### EXERCISE INPUTS
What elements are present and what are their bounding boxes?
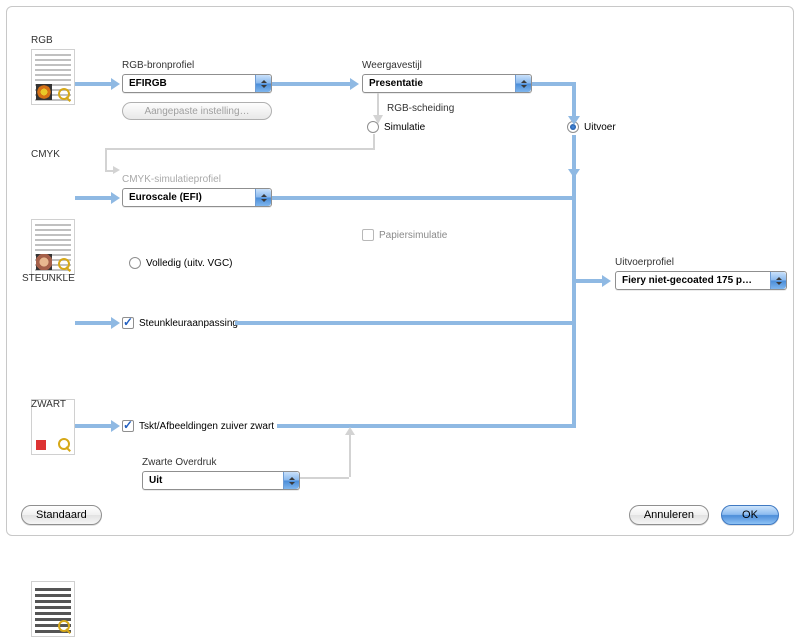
rendering-value: Presentatie bbox=[369, 78, 423, 89]
paper-sim-label: Papiersimulatie bbox=[379, 230, 447, 241]
rgb-profile-value: EFIRGB bbox=[129, 78, 167, 89]
standard-button-label: Standaard bbox=[36, 509, 87, 521]
ok-button-label: OK bbox=[742, 509, 758, 521]
section-black-label: ZWART bbox=[31, 399, 66, 410]
chevron-updown-icon bbox=[255, 75, 271, 92]
doc-icon-black bbox=[31, 581, 75, 637]
standard-button[interactable]: Standaard bbox=[21, 505, 102, 525]
cancel-button[interactable]: Annuleren bbox=[629, 505, 709, 525]
output-profile-value: Fiery niet-gecoated 175 p… bbox=[622, 275, 752, 286]
section-cmyk-label: CMYK bbox=[31, 149, 60, 160]
cmyk-sim-label: CMYK-simulatieprofiel bbox=[122, 174, 221, 185]
black-overprint-value: Uit bbox=[149, 475, 162, 486]
cmyk-profile-value: Euroscale (EFI) bbox=[129, 192, 202, 203]
paper-sim-check[interactable]: Papiersimulatie bbox=[362, 229, 447, 241]
cancel-button-label: Annuleren bbox=[644, 509, 694, 521]
doc-icon-rgb bbox=[31, 49, 75, 105]
chevron-updown-icon bbox=[283, 472, 299, 489]
black-overprint-label: Zwarte Overdruk bbox=[142, 457, 216, 468]
cmyk-profile-dropdown[interactable]: Euroscale (EFI) bbox=[122, 188, 272, 207]
spot-match-label: Steunkleuraanpassing bbox=[139, 318, 238, 329]
black-overprint-dropdown[interactable]: Uit bbox=[142, 471, 300, 490]
output-profile-label: Uitvoerprofiel bbox=[615, 257, 674, 268]
ok-button[interactable]: OK bbox=[721, 505, 779, 525]
full-vgc-radio[interactable]: Volledig (uitv. VGC) bbox=[129, 257, 233, 269]
chevron-updown-icon bbox=[515, 75, 531, 92]
chevron-updown-icon bbox=[255, 189, 271, 206]
simulation-radio-label: Simulatie bbox=[384, 122, 425, 133]
rendering-label: Weergavestijl bbox=[362, 60, 422, 71]
output-profile-dropdown[interactable]: Fiery niet-gecoated 175 p… bbox=[615, 271, 787, 290]
custom-setting-button[interactable]: Aangepaste instelling… bbox=[122, 102, 272, 120]
custom-setting-label: Aangepaste instelling… bbox=[144, 106, 249, 117]
chevron-updown-icon bbox=[770, 272, 786, 289]
section-spot-label: STEUNKLE bbox=[22, 273, 75, 284]
rgb-source-label: RGB-bronprofiel bbox=[122, 60, 194, 71]
rgb-profile-dropdown[interactable]: EFIRGB bbox=[122, 74, 272, 93]
output-radio-label: Uitvoer bbox=[584, 122, 616, 133]
pure-black-check[interactable]: Tskt/Afbeeldingen zuiver zwart bbox=[122, 420, 274, 432]
full-vgc-label: Volledig (uitv. VGC) bbox=[146, 258, 233, 269]
section-rgb-label: RGB bbox=[31, 35, 53, 46]
spot-match-check[interactable]: Steunkleuraanpassing bbox=[122, 317, 238, 329]
rgb-separation-label: RGB-scheiding bbox=[387, 103, 454, 114]
doc-icon-cmyk bbox=[31, 219, 75, 275]
pure-black-label: Tskt/Afbeeldingen zuiver zwart bbox=[139, 421, 274, 432]
rendering-dropdown[interactable]: Presentatie bbox=[362, 74, 532, 93]
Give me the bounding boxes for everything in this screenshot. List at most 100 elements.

### AIM
Please rewrite the listing above with "Annuleren" switched to "Cancel" everywhere, keeping every other line unchanged and leaving out the picture.

### EXERCISE RESPONSE
What elements are present and what are their bounding boxes?
rendering-value: Presentatie bbox=[369, 78, 423, 89]
paper-sim-label: Papiersimulatie bbox=[379, 230, 447, 241]
rgb-profile-value: EFIRGB bbox=[129, 78, 167, 89]
standard-button-label: Standaard bbox=[36, 509, 87, 521]
ok-button-label: OK bbox=[742, 509, 758, 521]
section-black-label: ZWART bbox=[31, 399, 66, 410]
chevron-updown-icon bbox=[255, 75, 271, 92]
doc-icon-black bbox=[31, 581, 75, 637]
standard-button[interactable]: Standaard bbox=[21, 505, 102, 525]
cancel-button[interactable]: Cancel bbox=[629, 505, 709, 525]
output-profile-value: Fiery niet-gecoated 175 p… bbox=[622, 275, 752, 286]
section-cmyk-label: CMYK bbox=[31, 149, 60, 160]
cmyk-sim-label: CMYK-simulatieprofiel bbox=[122, 174, 221, 185]
black-overprint-value: Uit bbox=[149, 475, 162, 486]
cmyk-profile-value: Euroscale (EFI) bbox=[129, 192, 202, 203]
paper-sim-check[interactable]: Papiersimulatie bbox=[362, 229, 447, 241]
cancel-button-label: Cancel bbox=[644, 509, 694, 521]
doc-icon-rgb bbox=[31, 49, 75, 105]
chevron-updown-icon bbox=[283, 472, 299, 489]
black-overprint-label: Zwarte Overdruk bbox=[142, 457, 216, 468]
cmyk-profile-dropdown[interactable]: Euroscale (EFI) bbox=[122, 188, 272, 207]
spot-match-label: Steunkleuraanpassing bbox=[139, 318, 238, 329]
black-overprint-dropdown[interactable]: Uit bbox=[142, 471, 300, 490]
output-profile-label: Uitvoerprofiel bbox=[615, 257, 674, 268]
ok-button[interactable]: OK bbox=[721, 505, 779, 525]
full-vgc-radio[interactable]: Volledig (uitv. VGC) bbox=[129, 257, 233, 269]
chevron-updown-icon bbox=[515, 75, 531, 92]
chevron-updown-icon bbox=[255, 189, 271, 206]
simulation-radio-label: Simulatie bbox=[384, 122, 425, 133]
rendering-label: Weergavestijl bbox=[362, 60, 422, 71]
output-profile-dropdown[interactable]: Fiery niet-gecoated 175 p… bbox=[615, 271, 787, 290]
custom-setting-button[interactable]: Aangepaste instelling… bbox=[122, 102, 272, 120]
custom-setting-label: Aangepaste instelling… bbox=[144, 106, 249, 117]
chevron-updown-icon bbox=[770, 272, 786, 289]
section-spot-label: STEUNKLE bbox=[22, 273, 75, 284]
rgb-source-label: RGB-bronprofiel bbox=[122, 60, 194, 71]
rgb-profile-dropdown[interactable]: EFIRGB bbox=[122, 74, 272, 93]
output-radio-label: Uitvoer bbox=[584, 122, 616, 133]
pure-black-check[interactable]: Tskt/Afbeeldingen zuiver zwart bbox=[122, 420, 274, 432]
full-vgc-label: Volledig (uitv. VGC) bbox=[146, 258, 233, 269]
section-rgb-label: RGB bbox=[31, 35, 53, 46]
spot-match-check[interactable]: Steunkleuraanpassing bbox=[122, 317, 238, 329]
rgb-separation-label: RGB-scheiding bbox=[387, 103, 454, 114]
doc-icon-cmyk bbox=[31, 219, 75, 275]
pure-black-label: Tskt/Afbeeldingen zuiver zwart bbox=[139, 421, 274, 432]
rendering-dropdown[interactable]: Presentatie bbox=[362, 74, 532, 93]
Give me the bounding boxes for everything in this screenshot. List at most 100 elements.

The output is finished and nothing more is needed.